:: Assignment ::
Transcribe the data that follows precisely, omitting nothing.

:: Working data ::
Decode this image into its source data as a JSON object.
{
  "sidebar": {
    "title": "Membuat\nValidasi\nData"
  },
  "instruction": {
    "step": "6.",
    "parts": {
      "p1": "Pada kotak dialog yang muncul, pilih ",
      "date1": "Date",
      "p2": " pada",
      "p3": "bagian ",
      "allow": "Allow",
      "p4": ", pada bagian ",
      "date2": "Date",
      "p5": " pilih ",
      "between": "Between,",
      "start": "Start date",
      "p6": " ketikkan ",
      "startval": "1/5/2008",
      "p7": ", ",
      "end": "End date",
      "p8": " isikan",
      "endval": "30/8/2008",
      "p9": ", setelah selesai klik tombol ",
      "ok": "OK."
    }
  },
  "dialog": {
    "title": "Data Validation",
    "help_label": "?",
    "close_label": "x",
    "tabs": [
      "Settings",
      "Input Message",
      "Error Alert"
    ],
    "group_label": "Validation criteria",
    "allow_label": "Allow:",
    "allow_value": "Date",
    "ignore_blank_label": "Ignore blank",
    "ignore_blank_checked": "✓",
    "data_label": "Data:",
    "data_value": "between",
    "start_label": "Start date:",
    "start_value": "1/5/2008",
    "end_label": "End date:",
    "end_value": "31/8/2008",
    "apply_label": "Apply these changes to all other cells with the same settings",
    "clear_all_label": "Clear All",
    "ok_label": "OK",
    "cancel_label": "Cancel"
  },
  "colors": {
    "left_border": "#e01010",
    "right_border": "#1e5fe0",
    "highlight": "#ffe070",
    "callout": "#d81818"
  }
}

:: Problem solution ::
Decode this image into its source data as a JSON object.
{
  "sidebar": {
    "title": "Membuat\nValidasi\nData"
  },
  "instruction": {
    "step": "6.",
    "parts": {
      "p1": "Pada kotak dialog yang muncul, pilih ",
      "date1": "Date",
      "p2": " pada",
      "p3": "bagian ",
      "allow": "Allow",
      "p4": ", pada bagian ",
      "date2": "Date",
      "p5": " pilih ",
      "between": "Between,",
      "start": "Start date",
      "p6": " ketikkan ",
      "startval": "1/5/2008",
      "p7": ", ",
      "end": "End date",
      "p8": " isikan",
      "endval": "30/8/2008",
      "p9": ", setelah selesai klik tombol ",
      "ok": "OK."
    }
  },
  "dialog": {
    "title": "Data Validation",
    "help_label": "?",
    "close_label": "x",
    "tabs": [
      "Settings",
      "Input Message",
      "Error Alert"
    ],
    "group_label": "Validation criteria",
    "allow_label": "Allow:",
    "allow_value": "Date",
    "ignore_blank_label": "Ignore blank",
    "ignore_blank_checked": "✓",
    "data_label": "Data:",
    "data_value": "between",
    "start_label": "Start date:",
    "start_value": "1/5/2008",
    "end_label": "End date:",
    "end_value": "31/8/2008",
    "apply_label": "Apply these changes to all other cells with the same settings",
    "clear_all_label": "Clear All",
    "ok_label": "OK",
    "cancel_label": "Cancel"
  },
  "colors": {
    "left_border": "#e01010",
    "right_border": "#1e5fe0",
    "highlight": "#ffe070",
    "callout": "#d81818"
  }
}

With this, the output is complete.